## Stored rows
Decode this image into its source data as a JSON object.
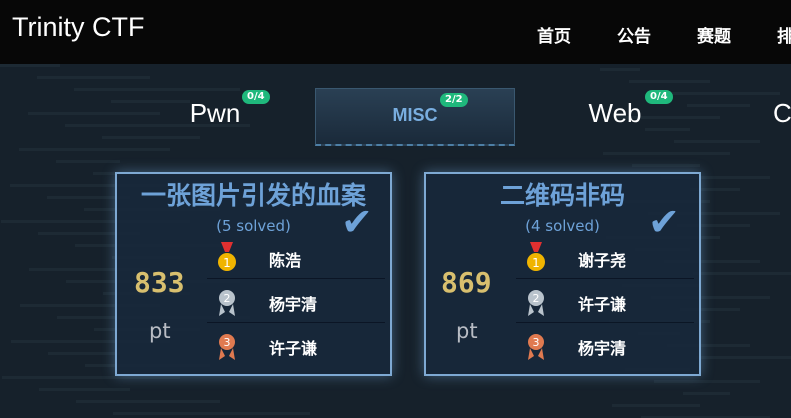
{
  "navbar": {
    "brand": "Trinity CTF",
    "items": [
      "首页",
      "公告",
      "赛题",
      "排"
    ]
  },
  "tabs": [
    {
      "label": "Pwn",
      "badge": "0/4",
      "active": false
    },
    {
      "label": "MISC",
      "badge": "2/2",
      "active": true
    },
    {
      "label": "Web",
      "badge": "0/4",
      "active": false
    },
    {
      "label": "C",
      "badge": "",
      "active": false
    }
  ],
  "cards": [
    {
      "title": "一张图片引发的血案",
      "solved": "(5 solved)",
      "points": "833",
      "unit": "pt",
      "rankings": [
        {
          "medal": "gold-medal-icon",
          "name": "陈浩"
        },
        {
          "medal": "silver-medal-icon",
          "name": "杨宇清"
        },
        {
          "medal": "bronze-medal-icon",
          "name": "许子谦"
        }
      ]
    },
    {
      "title": "二维码非码",
      "solved": "(4 solved)",
      "points": "869",
      "unit": "pt",
      "rankings": [
        {
          "medal": "gold-medal-icon",
          "name": "谢子尧"
        },
        {
          "medal": "silver-medal-icon",
          "name": "许子谦"
        },
        {
          "medal": "bronze-medal-icon",
          "name": "杨宇清"
        }
      ]
    }
  ],
  "colors": {
    "navbar_bg": "#070707",
    "page_bg": "#16212b",
    "accent_blue": "#6ea2d8",
    "badge_green": "#1fb87c",
    "points_gold": "#d8bf6e",
    "medal_gold": "#f0b400",
    "medal_silver": "#b9c3cc",
    "medal_bronze": "#e07a50"
  }
}
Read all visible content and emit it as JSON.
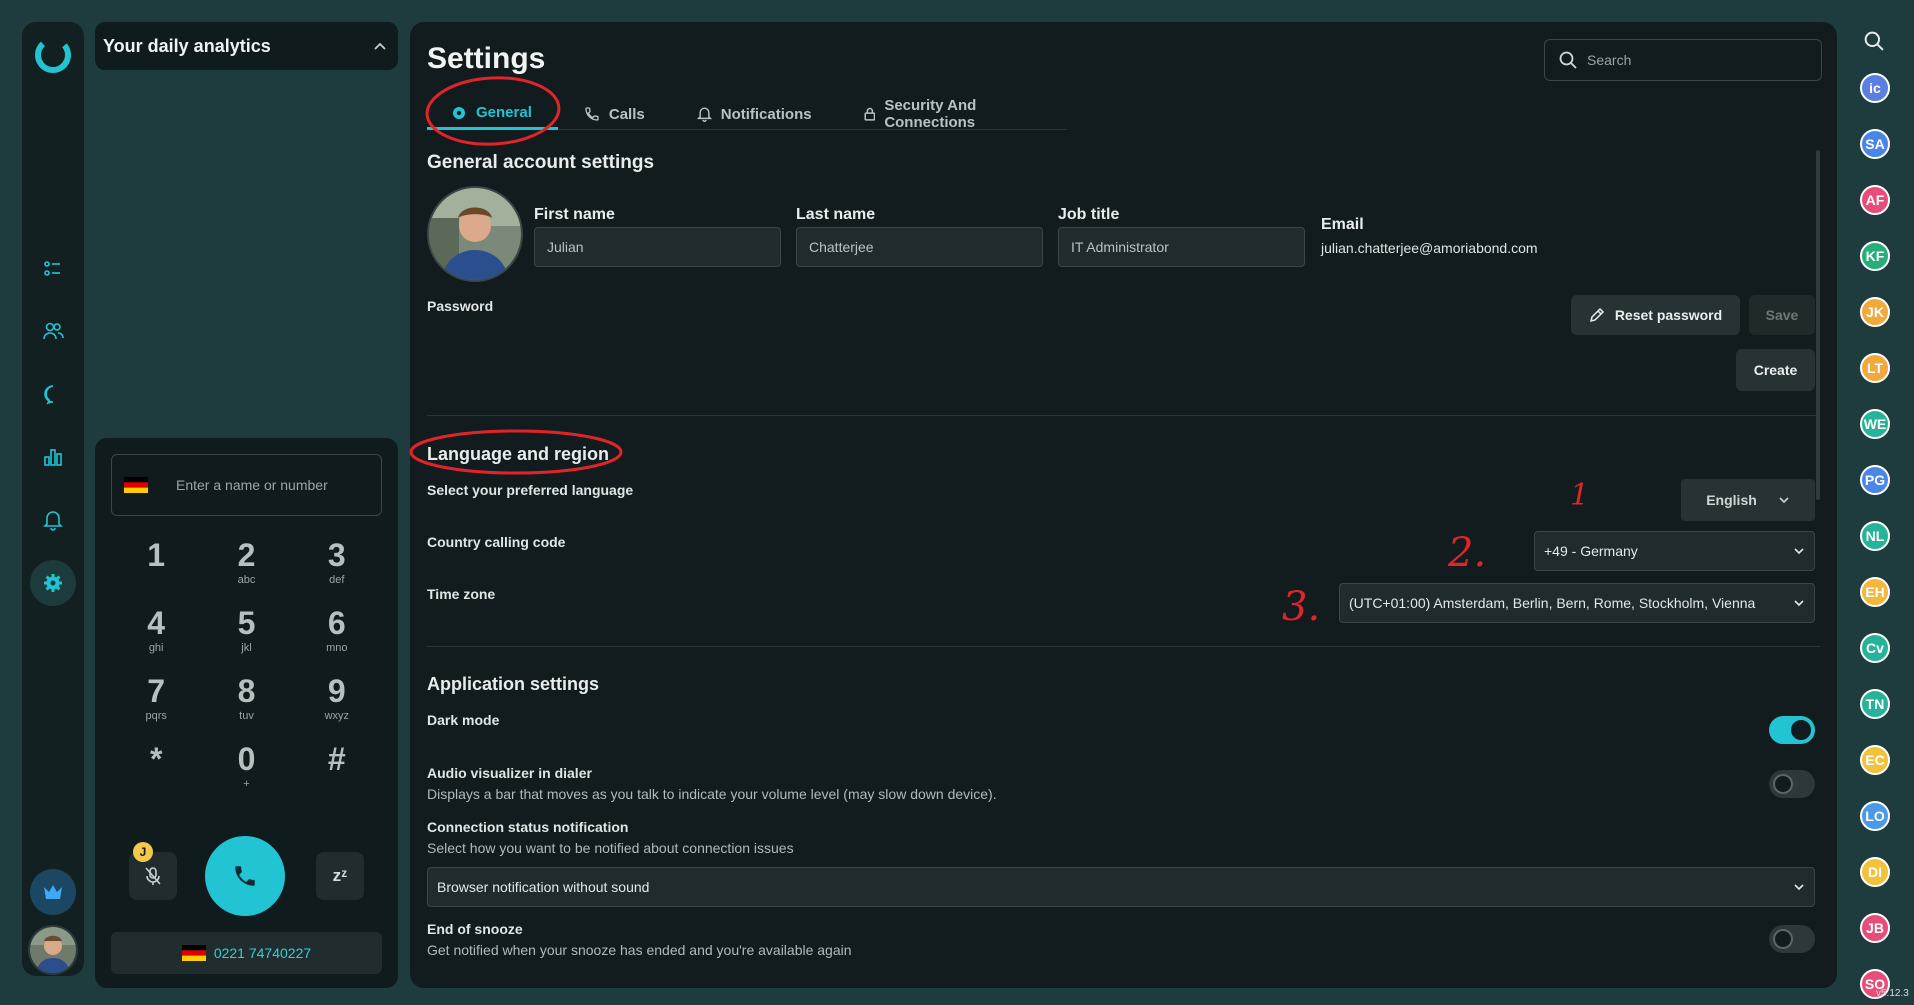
{
  "analytics": {
    "title": "Your daily analytics"
  },
  "dialer": {
    "placeholder": "Enter a name or number",
    "keys": [
      {
        "num": "1",
        "letters": ""
      },
      {
        "num": "2",
        "letters": "abc"
      },
      {
        "num": "3",
        "letters": "def"
      },
      {
        "num": "4",
        "letters": "ghi"
      },
      {
        "num": "5",
        "letters": "jkl"
      },
      {
        "num": "6",
        "letters": "mno"
      },
      {
        "num": "7",
        "letters": "pqrs"
      },
      {
        "num": "8",
        "letters": "tuv"
      },
      {
        "num": "9",
        "letters": "wxyz"
      },
      {
        "num": "*",
        "letters": ""
      },
      {
        "num": "0",
        "letters": "+"
      },
      {
        "num": "#",
        "letters": ""
      }
    ],
    "badge": "J",
    "snooze_label": "zᶻ",
    "my_number": "0221 74740227"
  },
  "settings": {
    "title": "Settings",
    "search_placeholder": "Search",
    "tabs": [
      {
        "label": "General",
        "icon": "gear-icon"
      },
      {
        "label": "Calls",
        "icon": "phone-icon"
      },
      {
        "label": "Notifications",
        "icon": "bell-icon"
      },
      {
        "label": "Security And Connections",
        "icon": "lock-icon"
      }
    ],
    "general": {
      "heading": "General account settings",
      "first_name_label": "First name",
      "first_name": "Julian",
      "last_name_label": "Last name",
      "last_name": "Chatterjee",
      "job_title_label": "Job title",
      "job_title": "IT Administrator",
      "email_label": "Email",
      "email": "julian.chatterjee@amoriabond.com",
      "password_label": "Password",
      "reset_password": "Reset password",
      "save": "Save",
      "create": "Create"
    },
    "language": {
      "heading": "Language and region",
      "language_label": "Select your preferred language",
      "language_value": "English",
      "country_label": "Country calling code",
      "country_value": "+49 - Germany",
      "timezone_label": "Time zone",
      "timezone_value": "(UTC+01:00) Amsterdam, Berlin, Bern, Rome, Stockholm, Vienna"
    },
    "app": {
      "heading": "Application settings",
      "dark_mode_label": "Dark mode",
      "dark_mode_on": true,
      "audio_label": "Audio visualizer in dialer",
      "audio_desc": "Displays a bar that moves as you talk to indicate your volume level (may slow down device).",
      "audio_on": false,
      "conn_label": "Connection status notification",
      "conn_desc": "Select how you want to be notified about connection issues",
      "conn_value": "Browser notification without sound",
      "snooze_label": "End of snooze",
      "snooze_desc": "Get notified when your snooze has ended and you're available again",
      "snooze_on": false
    }
  },
  "presence": [
    {
      "initials": "ic",
      "color": "#5b7fe0"
    },
    {
      "initials": "SA",
      "color": "#4a86e8"
    },
    {
      "initials": "AF",
      "color": "#e84d7a"
    },
    {
      "initials": "KF",
      "color": "#27ae7a"
    },
    {
      "initials": "JK",
      "color": "#f2a93b"
    },
    {
      "initials": "LT",
      "color": "#f2a93b"
    },
    {
      "initials": "WE",
      "color": "#27b39a"
    },
    {
      "initials": "PG",
      "color": "#4a86e8"
    },
    {
      "initials": "NL",
      "color": "#27b39a"
    },
    {
      "initials": "EH",
      "color": "#f2b73b"
    },
    {
      "initials": "Cv",
      "color": "#27b39a"
    },
    {
      "initials": "TN",
      "color": "#27b39a"
    },
    {
      "initials": "EC",
      "color": "#f2c23b"
    },
    {
      "initials": "LO",
      "color": "#4a9ae8"
    },
    {
      "initials": "DI",
      "color": "#f2c23b"
    },
    {
      "initials": "JB",
      "color": "#e84d7a"
    },
    {
      "initials": "SO",
      "color": "#e84d7a"
    }
  ],
  "annotations": [
    "1",
    "2.",
    "3."
  ],
  "version": "v5.12.3",
  "colors": {
    "accent": "#22c4d3",
    "annotation": "#e0242a"
  }
}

## Task directions
Copy out every line where the word "letters" occurs.

## Solution to this exercise
        "letters": ""
        "letters": "abc"
        "letters": "def"
        "letters": "ghi"
        "letters": "jkl"
        "letters": "mno"
        "letters": "pqrs"
        "letters": "tuv"
        "letters": "wxyz"
        "letters": ""
        "letters": "+"
        "letters": ""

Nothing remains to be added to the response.